- Aim of the exercise
Go through the records and give each one again exactly.

Items from a figure collection
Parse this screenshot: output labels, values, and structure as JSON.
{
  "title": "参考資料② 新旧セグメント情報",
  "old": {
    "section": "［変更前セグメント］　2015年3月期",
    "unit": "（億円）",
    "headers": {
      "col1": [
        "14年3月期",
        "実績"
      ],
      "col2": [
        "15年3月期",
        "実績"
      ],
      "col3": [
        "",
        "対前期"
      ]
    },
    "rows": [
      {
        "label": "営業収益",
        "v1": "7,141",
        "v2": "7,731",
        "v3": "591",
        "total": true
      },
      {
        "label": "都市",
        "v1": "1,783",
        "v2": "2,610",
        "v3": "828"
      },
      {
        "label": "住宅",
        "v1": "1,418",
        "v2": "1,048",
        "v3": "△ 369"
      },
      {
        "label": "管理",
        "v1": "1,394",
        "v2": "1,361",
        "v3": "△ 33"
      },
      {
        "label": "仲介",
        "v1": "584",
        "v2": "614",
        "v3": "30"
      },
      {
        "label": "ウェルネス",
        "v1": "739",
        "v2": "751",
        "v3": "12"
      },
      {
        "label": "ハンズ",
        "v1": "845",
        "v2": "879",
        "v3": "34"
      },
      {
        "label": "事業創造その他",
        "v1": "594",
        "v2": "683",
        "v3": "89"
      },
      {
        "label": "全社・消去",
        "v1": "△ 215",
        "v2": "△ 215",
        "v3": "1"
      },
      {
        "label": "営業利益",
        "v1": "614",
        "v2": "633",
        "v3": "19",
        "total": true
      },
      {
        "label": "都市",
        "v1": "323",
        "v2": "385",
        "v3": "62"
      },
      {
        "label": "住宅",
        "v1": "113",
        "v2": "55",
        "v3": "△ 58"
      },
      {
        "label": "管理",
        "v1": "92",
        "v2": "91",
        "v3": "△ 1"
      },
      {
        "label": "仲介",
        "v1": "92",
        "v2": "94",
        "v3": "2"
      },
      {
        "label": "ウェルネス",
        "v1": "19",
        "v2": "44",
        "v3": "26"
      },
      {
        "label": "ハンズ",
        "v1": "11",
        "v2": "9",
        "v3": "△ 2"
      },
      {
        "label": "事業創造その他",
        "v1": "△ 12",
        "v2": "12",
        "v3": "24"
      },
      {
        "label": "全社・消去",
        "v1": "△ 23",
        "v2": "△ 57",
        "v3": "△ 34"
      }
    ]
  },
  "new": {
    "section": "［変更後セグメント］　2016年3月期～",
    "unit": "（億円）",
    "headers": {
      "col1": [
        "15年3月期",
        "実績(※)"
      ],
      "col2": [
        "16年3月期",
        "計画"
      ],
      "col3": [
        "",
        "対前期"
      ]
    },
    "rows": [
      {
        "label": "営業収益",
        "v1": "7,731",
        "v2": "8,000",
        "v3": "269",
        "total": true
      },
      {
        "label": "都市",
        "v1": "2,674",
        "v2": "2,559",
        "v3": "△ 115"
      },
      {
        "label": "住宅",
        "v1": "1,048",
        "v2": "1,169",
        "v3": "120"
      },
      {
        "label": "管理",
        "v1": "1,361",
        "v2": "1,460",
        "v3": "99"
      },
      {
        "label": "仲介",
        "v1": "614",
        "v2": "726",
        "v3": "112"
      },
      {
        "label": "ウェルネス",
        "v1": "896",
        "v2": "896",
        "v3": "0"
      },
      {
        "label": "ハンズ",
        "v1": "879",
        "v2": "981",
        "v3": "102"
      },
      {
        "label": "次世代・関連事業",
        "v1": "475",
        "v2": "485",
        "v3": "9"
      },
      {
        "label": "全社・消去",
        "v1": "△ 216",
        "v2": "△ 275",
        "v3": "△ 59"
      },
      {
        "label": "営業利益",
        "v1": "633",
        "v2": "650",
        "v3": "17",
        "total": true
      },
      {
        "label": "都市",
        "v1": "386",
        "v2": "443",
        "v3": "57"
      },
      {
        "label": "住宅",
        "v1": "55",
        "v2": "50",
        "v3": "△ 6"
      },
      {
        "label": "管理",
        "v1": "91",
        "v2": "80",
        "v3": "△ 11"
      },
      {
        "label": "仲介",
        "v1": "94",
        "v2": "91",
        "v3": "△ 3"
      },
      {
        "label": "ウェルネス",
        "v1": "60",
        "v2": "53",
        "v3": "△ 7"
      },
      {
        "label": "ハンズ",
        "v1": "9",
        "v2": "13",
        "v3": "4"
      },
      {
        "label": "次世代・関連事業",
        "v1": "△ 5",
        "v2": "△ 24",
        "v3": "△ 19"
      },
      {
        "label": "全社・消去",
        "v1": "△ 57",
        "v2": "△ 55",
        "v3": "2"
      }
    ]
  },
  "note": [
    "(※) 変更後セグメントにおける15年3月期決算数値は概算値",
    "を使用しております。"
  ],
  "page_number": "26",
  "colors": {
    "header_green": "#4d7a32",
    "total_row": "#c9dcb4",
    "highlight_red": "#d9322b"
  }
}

- Result of this task
Parse this screenshot: output labels, values, and structure as JSON.
{
  "title": "参考資料② 新旧セグメント情報",
  "old": {
    "section": "［変更前セグメント］　2015年3月期",
    "unit": "（億円）",
    "headers": {
      "col1": [
        "14年3月期",
        "実績"
      ],
      "col2": [
        "15年3月期",
        "実績"
      ],
      "col3": [
        "",
        "対前期"
      ]
    },
    "rows": [
      {
        "label": "営業収益",
        "v1": "7,141",
        "v2": "7,731",
        "v3": "591",
        "total": true
      },
      {
        "label": "都市",
        "v1": "1,783",
        "v2": "2,610",
        "v3": "828"
      },
      {
        "label": "住宅",
        "v1": "1,418",
        "v2": "1,048",
        "v3": "△ 369"
      },
      {
        "label": "管理",
        "v1": "1,394",
        "v2": "1,361",
        "v3": "△ 33"
      },
      {
        "label": "仲介",
        "v1": "584",
        "v2": "614",
        "v3": "30"
      },
      {
        "label": "ウェルネス",
        "v1": "739",
        "v2": "751",
        "v3": "12"
      },
      {
        "label": "ハンズ",
        "v1": "845",
        "v2": "879",
        "v3": "34"
      },
      {
        "label": "事業創造その他",
        "v1": "594",
        "v2": "683",
        "v3": "89"
      },
      {
        "label": "全社・消去",
        "v1": "△ 215",
        "v2": "△ 215",
        "v3": "1"
      },
      {
        "label": "営業利益",
        "v1": "614",
        "v2": "633",
        "v3": "19",
        "total": true
      },
      {
        "label": "都市",
        "v1": "323",
        "v2": "385",
        "v3": "62"
      },
      {
        "label": "住宅",
        "v1": "113",
        "v2": "55",
        "v3": "△ 58"
      },
      {
        "label": "管理",
        "v1": "92",
        "v2": "91",
        "v3": "△ 1"
      },
      {
        "label": "仲介",
        "v1": "92",
        "v2": "94",
        "v3": "2"
      },
      {
        "label": "ウェルネス",
        "v1": "19",
        "v2": "44",
        "v3": "26"
      },
      {
        "label": "ハンズ",
        "v1": "11",
        "v2": "9",
        "v3": "△ 2"
      },
      {
        "label": "事業創造その他",
        "v1": "△ 12",
        "v2": "12",
        "v3": "24"
      },
      {
        "label": "全社・消去",
        "v1": "△ 23",
        "v2": "△ 57",
        "v3": "△ 34"
      }
    ]
  },
  "new": {
    "section": "［変更後セグメント］　2016年3月期～",
    "unit": "（億円）",
    "headers": {
      "col1": [
        "15年3月期",
        "実績(※)"
      ],
      "col2": [
        "16年3月期",
        "計画"
      ],
      "col3": [
        "",
        "対前期"
      ]
    },
    "rows": [
      {
        "label": "営業収益",
        "v1": "7,731",
        "v2": "8,000",
        "v3": "269",
        "total": true
      },
      {
        "label": "都市",
        "v1": "2,674",
        "v2": "2,559",
        "v3": "△ 115"
      },
      {
        "label": "住宅",
        "v1": "1,048",
        "v2": "1,169",
        "v3": "120"
      },
      {
        "label": "管理",
        "v1": "1,361",
        "v2": "1,460",
        "v3": "99"
      },
      {
        "label": "仲介",
        "v1": "614",
        "v2": "726",
        "v3": "112"
      },
      {
        "label": "ウェルネス",
        "v1": "896",
        "v2": "896",
        "v3": "0"
      },
      {
        "label": "ハンズ",
        "v1": "879",
        "v2": "981",
        "v3": "102"
      },
      {
        "label": "次世代・関連事業",
        "v1": "475",
        "v2": "485",
        "v3": "9"
      },
      {
        "label": "全社・消去",
        "v1": "△ 216",
        "v2": "△ 275",
        "v3": "△ 59"
      },
      {
        "label": "営業利益",
        "v1": "633",
        "v2": "650",
        "v3": "17",
        "total": true
      },
      {
        "label": "都市",
        "v1": "386",
        "v2": "443",
        "v3": "57"
      },
      {
        "label": "住宅",
        "v1": "55",
        "v2": "50",
        "v3": "△ 6"
      },
      {
        "label": "管理",
        "v1": "91",
        "v2": "80",
        "v3": "△ 11"
      },
      {
        "label": "仲介",
        "v1": "94",
        "v2": "91",
        "v3": "△ 3"
      },
      {
        "label": "ウェルネス",
        "v1": "60",
        "v2": "53",
        "v3": "△ 7"
      },
      {
        "label": "ハンズ",
        "v1": "9",
        "v2": "13",
        "v3": "4"
      },
      {
        "label": "次世代・関連事業",
        "v1": "△ 5",
        "v2": "△ 24",
        "v3": "△ 19"
      },
      {
        "label": "全社・消去",
        "v1": "△ 57",
        "v2": "△ 55",
        "v3": "2"
      }
    ]
  },
  "note": [
    "(※) 変更後セグメントにおける15年3月期決算数値は概算値",
    "を使用しております。"
  ],
  "page_number": "26",
  "colors": {
    "header_green": "#4d7a32",
    "total_row": "#c9dcb4",
    "highlight_red": "#d9322b"
  }
}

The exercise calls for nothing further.